→ **Record extracts**:
****************

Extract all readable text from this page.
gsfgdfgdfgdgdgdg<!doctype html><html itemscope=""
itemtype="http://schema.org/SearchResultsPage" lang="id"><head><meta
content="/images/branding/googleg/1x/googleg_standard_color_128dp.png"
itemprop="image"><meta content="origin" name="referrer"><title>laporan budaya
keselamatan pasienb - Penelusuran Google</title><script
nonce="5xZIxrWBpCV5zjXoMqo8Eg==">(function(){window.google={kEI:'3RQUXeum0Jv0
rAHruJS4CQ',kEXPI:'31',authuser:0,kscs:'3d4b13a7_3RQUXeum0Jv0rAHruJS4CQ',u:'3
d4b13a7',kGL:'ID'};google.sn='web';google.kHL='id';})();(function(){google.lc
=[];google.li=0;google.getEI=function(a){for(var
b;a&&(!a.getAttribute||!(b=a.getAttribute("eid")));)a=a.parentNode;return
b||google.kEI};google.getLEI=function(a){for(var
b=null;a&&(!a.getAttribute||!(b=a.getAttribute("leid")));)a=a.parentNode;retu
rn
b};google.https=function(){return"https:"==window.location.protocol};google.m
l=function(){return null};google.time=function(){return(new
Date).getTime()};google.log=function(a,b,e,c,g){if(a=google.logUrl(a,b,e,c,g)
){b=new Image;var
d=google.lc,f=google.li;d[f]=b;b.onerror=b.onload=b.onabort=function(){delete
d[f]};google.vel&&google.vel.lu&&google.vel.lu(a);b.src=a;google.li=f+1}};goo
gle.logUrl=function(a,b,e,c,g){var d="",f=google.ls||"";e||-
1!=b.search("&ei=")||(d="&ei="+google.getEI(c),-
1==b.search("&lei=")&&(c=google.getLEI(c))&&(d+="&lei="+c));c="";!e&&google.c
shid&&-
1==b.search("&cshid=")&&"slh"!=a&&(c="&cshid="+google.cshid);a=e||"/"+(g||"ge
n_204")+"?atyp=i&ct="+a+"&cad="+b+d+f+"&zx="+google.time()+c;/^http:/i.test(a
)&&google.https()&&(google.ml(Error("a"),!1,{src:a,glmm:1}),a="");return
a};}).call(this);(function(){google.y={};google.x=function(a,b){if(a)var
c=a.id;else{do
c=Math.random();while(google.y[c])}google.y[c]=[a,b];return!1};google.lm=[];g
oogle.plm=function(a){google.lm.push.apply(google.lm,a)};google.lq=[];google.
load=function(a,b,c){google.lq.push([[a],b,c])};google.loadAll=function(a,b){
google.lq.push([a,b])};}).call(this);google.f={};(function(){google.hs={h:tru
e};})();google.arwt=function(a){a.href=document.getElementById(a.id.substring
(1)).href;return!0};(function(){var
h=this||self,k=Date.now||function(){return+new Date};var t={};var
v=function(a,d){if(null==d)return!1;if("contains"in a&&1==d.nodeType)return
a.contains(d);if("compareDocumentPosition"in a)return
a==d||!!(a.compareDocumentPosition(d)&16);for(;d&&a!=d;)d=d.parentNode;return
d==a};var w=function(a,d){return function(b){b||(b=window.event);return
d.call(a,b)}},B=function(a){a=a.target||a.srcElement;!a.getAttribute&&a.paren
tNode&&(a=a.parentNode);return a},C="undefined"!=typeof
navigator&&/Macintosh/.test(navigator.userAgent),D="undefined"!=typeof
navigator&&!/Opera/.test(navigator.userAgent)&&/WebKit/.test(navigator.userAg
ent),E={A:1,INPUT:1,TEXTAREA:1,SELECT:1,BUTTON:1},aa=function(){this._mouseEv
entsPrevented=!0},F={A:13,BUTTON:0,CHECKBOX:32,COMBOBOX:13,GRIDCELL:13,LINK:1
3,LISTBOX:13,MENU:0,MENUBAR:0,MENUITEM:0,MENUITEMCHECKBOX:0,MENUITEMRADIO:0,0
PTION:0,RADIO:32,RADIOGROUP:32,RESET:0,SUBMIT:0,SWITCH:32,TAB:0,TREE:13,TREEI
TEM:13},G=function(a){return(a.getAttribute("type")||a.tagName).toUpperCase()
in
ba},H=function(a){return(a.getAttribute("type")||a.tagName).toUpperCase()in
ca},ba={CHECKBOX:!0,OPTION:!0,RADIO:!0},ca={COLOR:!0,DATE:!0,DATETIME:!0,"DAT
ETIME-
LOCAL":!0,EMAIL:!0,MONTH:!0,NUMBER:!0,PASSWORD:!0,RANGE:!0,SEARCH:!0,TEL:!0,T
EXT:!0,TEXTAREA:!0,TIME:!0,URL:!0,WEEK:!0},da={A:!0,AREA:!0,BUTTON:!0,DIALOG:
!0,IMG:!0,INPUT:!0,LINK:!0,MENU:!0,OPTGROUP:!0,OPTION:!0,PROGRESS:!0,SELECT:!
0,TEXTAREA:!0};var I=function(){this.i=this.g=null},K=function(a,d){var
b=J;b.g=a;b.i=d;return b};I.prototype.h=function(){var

****************

Recopy all the lines exactly as they appear.

Extract all readable text from this page.
gsfgdfgdfgdgdgdg<!doctype html><html itemscope=""
itemtype="http://schema.org/SearchResultsPage" lang="id"><head><meta
content="/images/branding/googleg/1x/googleg_standard_color_128dp.png"
itemprop="image"><meta content="origin" name="referrer"><title>laporan budaya
keselamatan pasienb - Penelusuran Google</title><script
nonce="5xZIxrWBpCV5zjXoMqo8Eg==">(function(){window.google={kEI:'3RQUXeum0Jv0
rAHruJS4CQ',kEXPI:'31',authuser:0,kscs:'3d4b13a7_3RQUXeum0Jv0rAHruJS4CQ',u:'3
d4b13a7',kGL:'ID'};google.sn='web';google.kHL='id';})();(function(){google.lc
=[];google.li=0;google.getEI=function(a){for(var
b;a&&(!a.getAttribute||!(b=a.getAttribute("eid")));)a=a.parentNode;return
b||google.kEI};google.getLEI=function(a){for(var
b=null;a&&(!a.getAttribute||!(b=a.getAttribute("leid")));)a=a.parentNode;retu
rn
b};google.https=function(){return"https:"==window.location.protocol};google.m
l=function(){return null};google.time=function(){return(new
Date).getTime()};google.log=function(a,b,e,c,g){if(a=google.logUrl(a,b,e,c,g)
){b=new Image;var
d=google.lc,f=google.li;d[f]=b;b.onerror=b.onload=b.onabort=function(){delete
d[f]};google.vel&&google.vel.lu&&google.vel.lu(a);b.src=a;google.li=f+1}};goo
gle.logUrl=function(a,b,e,c,g){var d="",f=google.ls||"";e||-
1!=b.search("&ei=")||(d="&ei="+google.getEI(c),-
1==b.search("&lei=")&&(c=google.getLEI(c))&&(d+="&lei="+c));c="";!e&&google.c
shid&&-
1==b.search("&cshid=")&&"slh"!=a&&(c="&cshid="+google.cshid);a=e||"/"+(g||"ge
n_204")+"?atyp=i&ct="+a+"&cad="+b+d+f+"&zx="+google.time()+c;/^http:/i.test(a
)&&google.https()&&(google.ml(Error("a"),!1,{src:a,glmm:1}),a="");return
a};}).call(this);(function(){google.y={};google.x=function(a,b){if(a)var
c=a.id;else{do
c=Math.random();while(google.y[c])}google.y[c]=[a,b];return!1};google.lm=[];g
oogle.plm=function(a){google.lm.push.apply(google.lm,a)};google.lq=[];google.
load=function(a,b,c){google.lq.push([[a],b,c])};google.loadAll=function(a,b){
google.lq.push([a,b])};}).call(this);google.f={};(function(){google.hs={h:tru
e};})();google.arwt=function(a){a.href=document.getElementById(a.id.substring
(1)).href;return!0};(function(){var
h=this||self,k=Date.now||function(){return+new Date};var t={};var
v=function(a,d){if(null==d)return!1;if("contains"in a&&1==d.nodeType)return
a.contains(d);if("compareDocumentPosition"in a)return
a==d||!!(a.compareDocumentPosition(d)&16);for(;d&&a!=d;)d=d.parentNode;return
d==a};var w=function(a,d){return function(b){b||(b=window.event);return
d.call(a,b)}},B=function(a){a=a.target||a.srcElement;!a.getAttribute&&a.paren
tNode&&(a=a.parentNode);return a},C="undefined"!=typeof
navigator&&/Macintosh/.test(navigator.userAgent),D="undefined"!=typeof
navigator&&!/Opera/.test(navigator.userAgent)&&/WebKit/.test(navigator.userAg
ent),E={A:1,INPUT:1,TEXTAREA:1,SELECT:1,BUTTON:1},aa=function(){this._mouseEv
entsPrevented=!0},F={A:13,BUTTON:0,CHECKBOX:32,COMBOBOX:13,GRIDCELL:13,LINK:1
3,LISTBOX:13,MENU:0,MENUBAR:0,MENUITEM:0,MENUITEMCHECKBOX:0,MENUITEMRADIO:0,0
PTION:0,RADIO:32,RADIOGROUP:32,RESET:0,SUBMIT:0,SWITCH:32,TAB:0,TREE:13,TREEI
TEM:13},G=function(a){return(a.getAttribute("type")||a.tagName).toUpperCase()
in
ba},H=function(a){return(a.getAttribute("type")||a.tagName).toUpperCase()in
ca},ba={CHECKBOX:!0,OPTION:!0,RADIO:!0},ca={COLOR:!0,DATE:!0,DATETIME:!0,"DAT
ETIME-
LOCAL":!0,EMAIL:!0,MONTH:!0,NUMBER:!0,PASSWORD:!0,RANGE:!0,SEARCH:!0,TEL:!0,T
EXT:!0,TEXTAREA:!0,TIME:!0,URL:!0,WEEK:!0},da={A:!0,AREA:!0,BUTTON:!0,DIALOG:
!0,IMG:!0,INPUT:!0,LINK:!0,MENU:!0,OPTGROUP:!0,OPTION:!0,PROGRESS:!0,SELECT:!
0,TEXTAREA:!0};var I=function(){this.i=this.g=null},K=function(a,d){var
b=J;b.g=a;b.i=d;return b};I.prototype.h=function(){var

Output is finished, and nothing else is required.